Stored records
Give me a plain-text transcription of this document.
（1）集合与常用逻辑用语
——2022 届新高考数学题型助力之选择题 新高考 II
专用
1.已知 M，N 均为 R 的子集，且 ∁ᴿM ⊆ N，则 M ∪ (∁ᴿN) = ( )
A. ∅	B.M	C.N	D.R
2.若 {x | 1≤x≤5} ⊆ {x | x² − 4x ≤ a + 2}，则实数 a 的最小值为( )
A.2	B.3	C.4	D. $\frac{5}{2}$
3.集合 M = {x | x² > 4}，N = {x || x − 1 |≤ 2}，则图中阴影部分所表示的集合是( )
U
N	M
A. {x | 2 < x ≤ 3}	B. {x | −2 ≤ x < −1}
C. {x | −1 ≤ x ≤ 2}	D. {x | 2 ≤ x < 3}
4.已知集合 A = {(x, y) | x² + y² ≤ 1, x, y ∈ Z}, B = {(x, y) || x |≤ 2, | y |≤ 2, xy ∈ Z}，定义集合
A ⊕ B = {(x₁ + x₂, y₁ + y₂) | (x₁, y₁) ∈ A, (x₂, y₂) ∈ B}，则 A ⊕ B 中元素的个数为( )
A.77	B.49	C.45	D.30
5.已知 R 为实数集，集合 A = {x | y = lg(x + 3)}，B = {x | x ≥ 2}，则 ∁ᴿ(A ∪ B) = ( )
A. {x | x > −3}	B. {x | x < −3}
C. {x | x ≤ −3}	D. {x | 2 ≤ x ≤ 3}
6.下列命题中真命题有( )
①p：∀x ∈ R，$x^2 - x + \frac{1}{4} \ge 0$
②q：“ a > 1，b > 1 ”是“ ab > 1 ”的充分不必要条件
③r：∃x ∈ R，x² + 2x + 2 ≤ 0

#### EXERCISE DETAILS:
Word for word, extract all the records.

#### THE RESPONSE:
Give me a plain-text transcription of this document.
（1）集合与常用逻辑用语
——2022 届新高考数学题型助力之选择题 新高考 II
专用
1.已知 M，N 均为 R 的子集，且 ∁ᴿM ⊆ N，则 M ∪ (∁ᴿN) = ( )
A. ∅	B.M	C.N	D.R
2.若 {x | 1≤x≤5} ⊆ {x | x² − 4x ≤ a + 2}，则实数 a 的最小值为( )
A.2	B.3	C.4	D. $\frac{5}{2}$
3.集合 M = {x | x² > 4}，N = {x || x − 1 |≤ 2}，则图中阴影部分所表示的集合是( )
U
N	M
A. {x | 2 < x ≤ 3}	B. {x | −2 ≤ x < −1}
C. {x | −1 ≤ x ≤ 2}	D. {x | 2 ≤ x < 3}
4.已知集合 A = {(x, y) | x² + y² ≤ 1, x, y ∈ Z}, B = {(x, y) || x |≤ 2, | y |≤ 2, xy ∈ Z}，定义集合
A ⊕ B = {(x₁ + x₂, y₁ + y₂) | (x₁, y₁) ∈ A, (x₂, y₂) ∈ B}，则 A ⊕ B 中元素的个数为( )
A.77	B.49	C.45	D.30
5.已知 R 为实数集，集合 A = {x | y = lg(x + 3)}，B = {x | x ≥ 2}，则 ∁ᴿ(A ∪ B) = ( )
A. {x | x > −3}	B. {x | x < −3}
C. {x | x ≤ −3}	D. {x | 2 ≤ x ≤ 3}
6.下列命题中真命题有( )
①p：∀x ∈ R，$x^2 - x + \frac{1}{4} \ge 0$
②q：“ a > 1，b > 1 ”是“ ab > 1 ”的充分不必要条件
③r：∃x ∈ R，x² + 2x + 2 ≤ 0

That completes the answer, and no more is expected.